[START DATA ROWS]

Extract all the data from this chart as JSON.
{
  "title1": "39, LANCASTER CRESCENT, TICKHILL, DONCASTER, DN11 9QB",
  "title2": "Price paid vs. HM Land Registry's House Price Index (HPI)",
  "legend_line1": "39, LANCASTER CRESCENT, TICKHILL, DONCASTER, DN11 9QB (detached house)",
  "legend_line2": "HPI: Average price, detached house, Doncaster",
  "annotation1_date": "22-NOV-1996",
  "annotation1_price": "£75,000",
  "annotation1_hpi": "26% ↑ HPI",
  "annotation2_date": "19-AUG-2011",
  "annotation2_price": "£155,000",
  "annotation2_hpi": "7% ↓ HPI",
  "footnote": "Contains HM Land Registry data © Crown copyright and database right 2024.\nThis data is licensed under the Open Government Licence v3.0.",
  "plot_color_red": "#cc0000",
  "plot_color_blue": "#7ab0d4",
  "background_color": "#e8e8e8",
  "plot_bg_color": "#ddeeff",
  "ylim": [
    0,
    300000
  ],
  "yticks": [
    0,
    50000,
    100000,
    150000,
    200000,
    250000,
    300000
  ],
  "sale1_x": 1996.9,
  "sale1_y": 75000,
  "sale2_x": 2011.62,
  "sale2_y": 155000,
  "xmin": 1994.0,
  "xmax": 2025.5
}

[END DATA ROWS]

▶ WHAT NEEDS TO BE DONE:
Quote all of the entries exactly as they appear.

▶ EXERCISE RESPONSE:
Extract all the data from this chart as JSON.
{
  "title1": "39, LANCASTER CRESCENT, TICKHILL, DONCASTER, DN11 9QB",
  "title2": "Price paid vs. HM Land Registry's House Price Index (HPI)",
  "legend_line1": "39, LANCASTER CRESCENT, TICKHILL, DONCASTER, DN11 9QB (detached house)",
  "legend_line2": "HPI: Average price, detached house, Doncaster",
  "annotation1_date": "22-NOV-1996",
  "annotation1_price": "£75,000",
  "annotation1_hpi": "26% ↑ HPI",
  "annotation2_date": "19-AUG-2011",
  "annotation2_price": "£155,000",
  "annotation2_hpi": "7% ↓ HPI",
  "footnote": "Contains HM Land Registry data © Crown copyright and database right 2024.\nThis data is licensed under the Open Government Licence v3.0.",
  "plot_color_red": "#cc0000",
  "plot_color_blue": "#7ab0d4",
  "background_color": "#e8e8e8",
  "plot_bg_color": "#ddeeff",
  "ylim": [
    0,
    300000
  ],
  "yticks": [
    0,
    50000,
    100000,
    150000,
    200000,
    250000,
    300000
  ],
  "sale1_x": 1996.9,
  "sale1_y": 75000,
  "sale2_x": 2011.62,
  "sale2_y": 155000,
  "xmin": 1994.0,
  "xmax": 2025.5
}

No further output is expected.